In the entries that follow, find the word "Residue" and report each line it is on.

— BEGIN —

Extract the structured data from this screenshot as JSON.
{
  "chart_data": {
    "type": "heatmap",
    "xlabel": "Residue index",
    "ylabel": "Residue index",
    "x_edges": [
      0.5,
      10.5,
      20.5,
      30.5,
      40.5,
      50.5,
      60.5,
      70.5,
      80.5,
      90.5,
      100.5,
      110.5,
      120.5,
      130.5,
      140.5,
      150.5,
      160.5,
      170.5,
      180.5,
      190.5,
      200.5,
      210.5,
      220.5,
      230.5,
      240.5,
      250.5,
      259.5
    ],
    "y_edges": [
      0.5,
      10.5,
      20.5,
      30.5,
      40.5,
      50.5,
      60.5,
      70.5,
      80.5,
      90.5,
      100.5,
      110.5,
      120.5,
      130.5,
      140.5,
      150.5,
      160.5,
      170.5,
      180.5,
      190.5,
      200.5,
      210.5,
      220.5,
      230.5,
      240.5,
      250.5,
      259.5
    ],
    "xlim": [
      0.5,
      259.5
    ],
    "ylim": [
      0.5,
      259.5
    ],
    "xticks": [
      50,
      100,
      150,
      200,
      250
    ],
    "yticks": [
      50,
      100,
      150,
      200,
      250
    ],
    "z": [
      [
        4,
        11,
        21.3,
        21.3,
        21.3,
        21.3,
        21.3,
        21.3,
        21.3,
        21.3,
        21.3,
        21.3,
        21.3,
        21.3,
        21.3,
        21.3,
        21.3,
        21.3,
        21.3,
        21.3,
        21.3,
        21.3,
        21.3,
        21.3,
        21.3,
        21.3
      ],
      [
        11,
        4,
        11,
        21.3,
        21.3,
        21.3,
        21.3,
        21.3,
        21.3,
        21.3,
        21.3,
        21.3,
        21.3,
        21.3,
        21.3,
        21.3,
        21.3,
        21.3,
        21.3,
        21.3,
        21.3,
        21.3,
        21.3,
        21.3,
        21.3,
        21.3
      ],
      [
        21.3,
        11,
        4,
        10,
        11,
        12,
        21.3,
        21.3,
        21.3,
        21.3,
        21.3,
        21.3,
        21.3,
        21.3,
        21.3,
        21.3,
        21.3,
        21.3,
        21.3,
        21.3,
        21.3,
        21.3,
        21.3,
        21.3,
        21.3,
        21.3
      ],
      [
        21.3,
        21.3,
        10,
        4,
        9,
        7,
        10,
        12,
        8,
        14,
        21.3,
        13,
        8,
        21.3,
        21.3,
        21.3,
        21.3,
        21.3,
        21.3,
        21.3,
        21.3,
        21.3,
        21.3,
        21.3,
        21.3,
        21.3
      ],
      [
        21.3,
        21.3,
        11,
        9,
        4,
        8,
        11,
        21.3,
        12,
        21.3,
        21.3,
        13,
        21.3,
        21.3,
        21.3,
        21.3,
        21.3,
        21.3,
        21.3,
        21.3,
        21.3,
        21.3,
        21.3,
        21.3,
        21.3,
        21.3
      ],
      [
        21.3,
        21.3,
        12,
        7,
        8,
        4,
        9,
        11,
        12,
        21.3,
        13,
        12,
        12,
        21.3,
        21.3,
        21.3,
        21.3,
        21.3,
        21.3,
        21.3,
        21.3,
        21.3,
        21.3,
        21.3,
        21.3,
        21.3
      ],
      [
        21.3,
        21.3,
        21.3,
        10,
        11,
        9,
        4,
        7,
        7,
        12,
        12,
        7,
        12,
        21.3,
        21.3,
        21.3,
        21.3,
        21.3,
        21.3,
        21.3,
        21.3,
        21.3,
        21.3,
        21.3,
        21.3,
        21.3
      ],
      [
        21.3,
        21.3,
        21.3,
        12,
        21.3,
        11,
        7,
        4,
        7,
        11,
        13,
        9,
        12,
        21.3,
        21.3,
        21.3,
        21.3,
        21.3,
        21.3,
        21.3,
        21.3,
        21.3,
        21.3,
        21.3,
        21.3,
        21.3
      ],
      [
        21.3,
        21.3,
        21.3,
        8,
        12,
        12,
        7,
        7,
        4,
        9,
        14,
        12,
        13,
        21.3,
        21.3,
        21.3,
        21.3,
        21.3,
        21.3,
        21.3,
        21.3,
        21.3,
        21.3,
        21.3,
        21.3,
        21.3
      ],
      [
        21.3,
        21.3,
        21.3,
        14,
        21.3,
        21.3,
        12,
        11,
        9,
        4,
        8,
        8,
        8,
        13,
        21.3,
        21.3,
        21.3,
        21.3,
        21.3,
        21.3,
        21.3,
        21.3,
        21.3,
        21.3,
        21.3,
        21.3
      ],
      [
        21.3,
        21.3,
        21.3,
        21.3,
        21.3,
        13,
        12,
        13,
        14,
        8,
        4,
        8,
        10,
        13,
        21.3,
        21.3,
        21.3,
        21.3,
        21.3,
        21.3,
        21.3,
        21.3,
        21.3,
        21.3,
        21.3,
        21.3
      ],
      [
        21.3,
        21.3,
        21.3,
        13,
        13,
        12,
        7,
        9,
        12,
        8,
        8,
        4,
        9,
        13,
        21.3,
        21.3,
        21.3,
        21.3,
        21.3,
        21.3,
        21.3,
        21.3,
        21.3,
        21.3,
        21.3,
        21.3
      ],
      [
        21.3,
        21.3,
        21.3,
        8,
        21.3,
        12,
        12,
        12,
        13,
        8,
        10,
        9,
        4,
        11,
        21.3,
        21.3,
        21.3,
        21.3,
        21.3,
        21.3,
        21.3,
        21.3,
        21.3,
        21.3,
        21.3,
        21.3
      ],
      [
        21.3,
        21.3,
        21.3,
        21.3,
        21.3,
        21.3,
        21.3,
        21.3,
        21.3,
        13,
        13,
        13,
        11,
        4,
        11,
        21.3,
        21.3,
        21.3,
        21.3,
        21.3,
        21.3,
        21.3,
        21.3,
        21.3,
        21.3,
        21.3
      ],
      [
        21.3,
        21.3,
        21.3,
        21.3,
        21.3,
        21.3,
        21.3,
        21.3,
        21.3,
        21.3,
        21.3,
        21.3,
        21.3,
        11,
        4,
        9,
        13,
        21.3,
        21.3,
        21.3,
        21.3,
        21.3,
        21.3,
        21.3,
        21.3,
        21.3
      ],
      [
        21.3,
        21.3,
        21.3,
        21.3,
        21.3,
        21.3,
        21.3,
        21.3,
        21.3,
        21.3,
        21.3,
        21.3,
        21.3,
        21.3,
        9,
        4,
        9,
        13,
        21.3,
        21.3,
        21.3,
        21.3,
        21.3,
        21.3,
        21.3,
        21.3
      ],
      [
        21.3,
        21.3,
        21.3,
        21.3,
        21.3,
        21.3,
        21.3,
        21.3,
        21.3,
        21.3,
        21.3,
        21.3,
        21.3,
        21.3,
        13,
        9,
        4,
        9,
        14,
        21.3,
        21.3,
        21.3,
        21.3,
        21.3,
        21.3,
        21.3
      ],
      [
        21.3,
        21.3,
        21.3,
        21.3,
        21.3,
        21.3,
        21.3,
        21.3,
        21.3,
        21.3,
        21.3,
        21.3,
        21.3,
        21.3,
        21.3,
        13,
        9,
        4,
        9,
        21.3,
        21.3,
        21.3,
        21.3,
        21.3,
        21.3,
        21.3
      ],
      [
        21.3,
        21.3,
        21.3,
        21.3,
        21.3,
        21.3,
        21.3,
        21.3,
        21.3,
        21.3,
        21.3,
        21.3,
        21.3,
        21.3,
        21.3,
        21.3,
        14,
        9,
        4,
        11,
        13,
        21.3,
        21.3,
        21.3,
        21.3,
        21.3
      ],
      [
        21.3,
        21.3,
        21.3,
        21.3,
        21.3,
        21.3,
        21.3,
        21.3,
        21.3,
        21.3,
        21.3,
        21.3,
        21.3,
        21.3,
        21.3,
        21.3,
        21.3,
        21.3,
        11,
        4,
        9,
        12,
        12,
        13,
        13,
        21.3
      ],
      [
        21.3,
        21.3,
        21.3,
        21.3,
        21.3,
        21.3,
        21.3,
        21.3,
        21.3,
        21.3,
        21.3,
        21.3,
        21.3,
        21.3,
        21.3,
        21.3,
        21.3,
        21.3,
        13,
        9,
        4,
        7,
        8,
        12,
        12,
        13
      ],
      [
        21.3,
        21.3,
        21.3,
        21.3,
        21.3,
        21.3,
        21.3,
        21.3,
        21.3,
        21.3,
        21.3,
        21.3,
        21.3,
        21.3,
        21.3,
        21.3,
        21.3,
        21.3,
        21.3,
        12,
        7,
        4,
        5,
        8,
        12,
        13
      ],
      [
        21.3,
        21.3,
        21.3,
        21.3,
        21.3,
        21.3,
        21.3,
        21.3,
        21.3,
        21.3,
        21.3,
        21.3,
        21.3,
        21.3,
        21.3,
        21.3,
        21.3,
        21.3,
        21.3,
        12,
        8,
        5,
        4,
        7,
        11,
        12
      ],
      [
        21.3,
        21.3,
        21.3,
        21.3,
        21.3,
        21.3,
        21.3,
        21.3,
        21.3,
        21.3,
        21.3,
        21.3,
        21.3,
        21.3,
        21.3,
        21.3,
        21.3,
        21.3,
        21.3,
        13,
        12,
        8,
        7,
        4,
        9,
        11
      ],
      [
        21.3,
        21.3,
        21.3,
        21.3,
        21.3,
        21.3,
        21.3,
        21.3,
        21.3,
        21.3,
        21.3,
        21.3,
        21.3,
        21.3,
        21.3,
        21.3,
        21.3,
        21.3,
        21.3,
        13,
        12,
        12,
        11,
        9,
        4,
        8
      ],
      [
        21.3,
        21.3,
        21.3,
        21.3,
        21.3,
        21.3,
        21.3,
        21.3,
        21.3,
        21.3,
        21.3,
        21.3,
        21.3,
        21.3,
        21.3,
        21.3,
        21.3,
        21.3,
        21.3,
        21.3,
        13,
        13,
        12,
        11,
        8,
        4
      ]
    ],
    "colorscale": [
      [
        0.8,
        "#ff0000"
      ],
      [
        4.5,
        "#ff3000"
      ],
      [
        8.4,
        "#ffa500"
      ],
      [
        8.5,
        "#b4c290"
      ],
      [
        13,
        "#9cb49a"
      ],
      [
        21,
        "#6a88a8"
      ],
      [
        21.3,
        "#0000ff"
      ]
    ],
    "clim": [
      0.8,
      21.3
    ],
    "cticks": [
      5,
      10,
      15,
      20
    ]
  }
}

— END —

_Result for this exercise:_
    "xlabel": "Residue index",
    "ylabel": "Residue index",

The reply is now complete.